AIM OF THE EXERCISE: Reading down the listing below, count the lines where the word "direction" shows up, then give only that count.

** Begin STORED ROWS **

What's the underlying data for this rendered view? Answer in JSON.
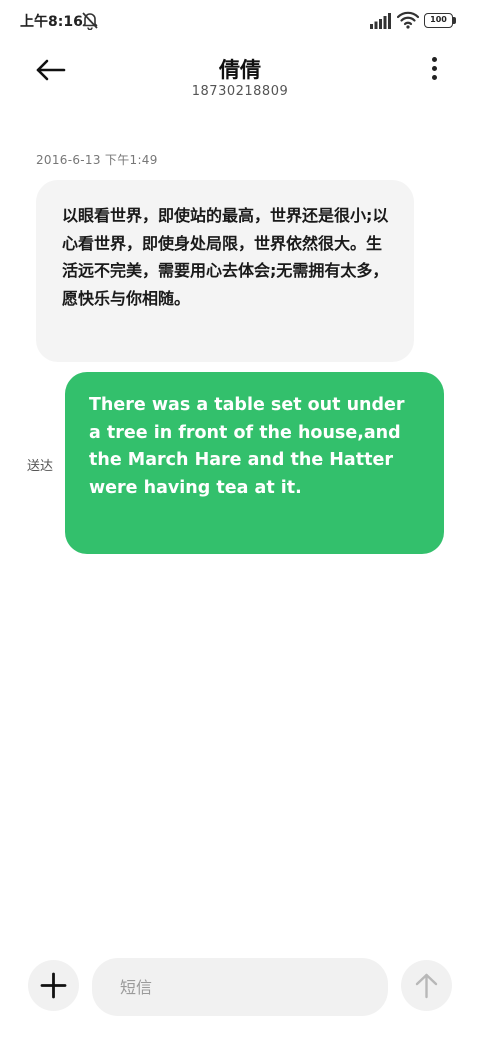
{
  "status_bar": {
    "time": "上午8:16",
    "battery_level": "100",
    "icons": [
      "mute-icon",
      "signal-icon",
      "wifi-icon",
      "battery-icon"
    ]
  },
  "header": {
    "contact_name": "倩倩",
    "contact_number": "18730218809",
    "icons": [
      "back-arrow-icon",
      "more-menu-icon"
    ]
  },
  "conversation": {
    "timestamp": "2016-6-13 下午1:49",
    "messages": [
      {
        "direction": "incoming",
        "text": "以眼看世界，即使站的最高，世界还是很小;以心看世界，即使身处局限，世界依然很大。生活远不完美，需要用心去体会;无需拥有太多，愿快乐与你相随。"
      },
      {
        "direction": "outgoing",
        "status": "送达",
        "text": "There was a table set out under a tree in front of the house,and the March Hare and the Hatter were having tea at it."
      }
    ]
  },
  "composer": {
    "placeholder": "短信",
    "value": "",
    "icons": [
      "plus-icon",
      "send-arrow-icon"
    ]
  },
  "colors": {
    "outgoing_bubble": "#33c06c",
    "incoming_bubble": "#f4f4f4",
    "background": "#ffffff"
  }
}
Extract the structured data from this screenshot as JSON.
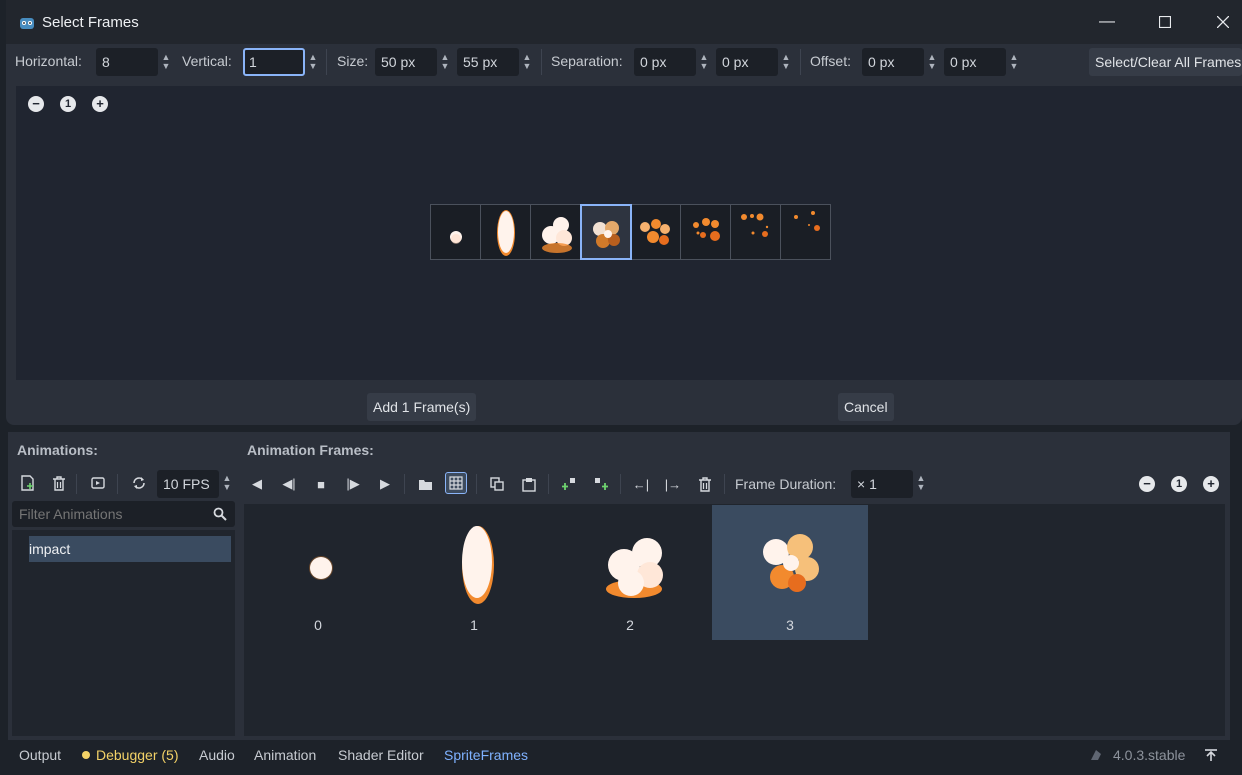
{
  "dialog": {
    "title": "Select Frames",
    "toolbar": {
      "horizontal_label": "Horizontal:",
      "horizontal_value": "8",
      "vertical_label": "Vertical:",
      "vertical_value": "1",
      "size_label": "Size:",
      "size_x": "50 px",
      "size_y": "55 px",
      "separation_label": "Separation:",
      "separation_x": "0 px",
      "separation_y": "0 px",
      "offset_label": "Offset:",
      "offset_x": "0 px",
      "offset_y": "0 px",
      "select_clear_label": "Select/Clear All Frames"
    },
    "zoom_reset_label": "1",
    "frame_count": 8,
    "selected_frame_index": 3,
    "add_button": "Add 1 Frame(s)",
    "cancel_button": "Cancel"
  },
  "panel": {
    "animations_header": "Animations:",
    "frames_header": "Animation Frames:",
    "fps_value": "10 FPS",
    "frame_duration_label": "Frame Duration:",
    "frame_duration_value": "× 1",
    "zoom_reset_label": "1",
    "filter_placeholder": "Filter Animations",
    "animations": [
      "impact"
    ],
    "frames": [
      {
        "label": "0",
        "selected": false
      },
      {
        "label": "1",
        "selected": false
      },
      {
        "label": "2",
        "selected": false
      },
      {
        "label": "3",
        "selected": true
      }
    ]
  },
  "bottom_tabs": {
    "output": "Output",
    "debugger": "Debugger (5)",
    "audio": "Audio",
    "animation": "Animation",
    "shader_editor": "Shader Editor",
    "spriteframes": "SpriteFrames",
    "version": "4.0.3.stable"
  },
  "colors": {
    "accent": "#8ab4f8",
    "debugger": "#f3d267",
    "active_tab": "#7fb2ff",
    "sprite_light": "#fff3ec",
    "sprite_orange": "#f28a2e"
  }
}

** End STORED ROWS **

ANSWER TO THE PROBLEM: 2